→ Entries shown:
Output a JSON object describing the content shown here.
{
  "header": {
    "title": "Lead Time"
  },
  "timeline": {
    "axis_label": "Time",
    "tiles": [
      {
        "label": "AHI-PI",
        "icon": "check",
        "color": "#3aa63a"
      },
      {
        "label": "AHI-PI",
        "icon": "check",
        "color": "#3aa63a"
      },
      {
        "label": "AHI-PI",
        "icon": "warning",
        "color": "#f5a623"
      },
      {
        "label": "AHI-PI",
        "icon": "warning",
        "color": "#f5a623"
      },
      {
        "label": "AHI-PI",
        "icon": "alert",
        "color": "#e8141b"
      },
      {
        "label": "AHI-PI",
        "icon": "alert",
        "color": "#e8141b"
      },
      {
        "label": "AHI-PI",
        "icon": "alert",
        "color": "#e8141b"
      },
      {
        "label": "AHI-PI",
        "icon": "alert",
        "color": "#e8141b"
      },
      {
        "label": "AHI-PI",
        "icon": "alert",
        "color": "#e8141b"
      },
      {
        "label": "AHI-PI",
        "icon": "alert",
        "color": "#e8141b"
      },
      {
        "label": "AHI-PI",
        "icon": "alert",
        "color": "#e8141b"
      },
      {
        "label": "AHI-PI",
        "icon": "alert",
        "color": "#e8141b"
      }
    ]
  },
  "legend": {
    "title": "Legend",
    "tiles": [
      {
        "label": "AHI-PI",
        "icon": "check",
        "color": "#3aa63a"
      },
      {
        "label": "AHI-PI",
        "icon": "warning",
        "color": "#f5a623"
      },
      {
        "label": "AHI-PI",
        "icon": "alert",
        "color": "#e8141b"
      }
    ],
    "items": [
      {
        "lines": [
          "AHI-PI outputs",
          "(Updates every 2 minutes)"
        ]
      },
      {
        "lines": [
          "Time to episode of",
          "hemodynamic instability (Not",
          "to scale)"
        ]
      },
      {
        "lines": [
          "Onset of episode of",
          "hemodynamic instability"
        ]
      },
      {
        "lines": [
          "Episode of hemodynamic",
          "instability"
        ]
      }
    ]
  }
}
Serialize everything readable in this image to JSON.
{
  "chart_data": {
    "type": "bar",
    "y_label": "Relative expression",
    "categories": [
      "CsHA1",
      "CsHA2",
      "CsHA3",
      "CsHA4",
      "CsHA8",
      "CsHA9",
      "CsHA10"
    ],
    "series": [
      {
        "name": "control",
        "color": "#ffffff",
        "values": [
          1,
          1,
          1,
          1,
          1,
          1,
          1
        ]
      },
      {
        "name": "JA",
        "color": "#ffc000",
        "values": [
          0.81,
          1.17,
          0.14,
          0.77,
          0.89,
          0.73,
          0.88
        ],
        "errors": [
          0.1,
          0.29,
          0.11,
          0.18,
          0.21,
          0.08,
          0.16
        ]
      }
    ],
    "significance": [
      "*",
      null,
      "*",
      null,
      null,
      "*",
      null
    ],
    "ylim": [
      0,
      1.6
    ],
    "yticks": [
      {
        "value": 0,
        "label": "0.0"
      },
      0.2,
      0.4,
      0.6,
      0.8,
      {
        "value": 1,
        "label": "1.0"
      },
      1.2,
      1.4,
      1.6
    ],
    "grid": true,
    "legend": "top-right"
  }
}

→ Goal: Check every line of the data above for the string "JSON", and copy those that have it.

→ Result of this task:
Output a JSON object describing the content shown here.
Serialize everything readable in this image to JSON.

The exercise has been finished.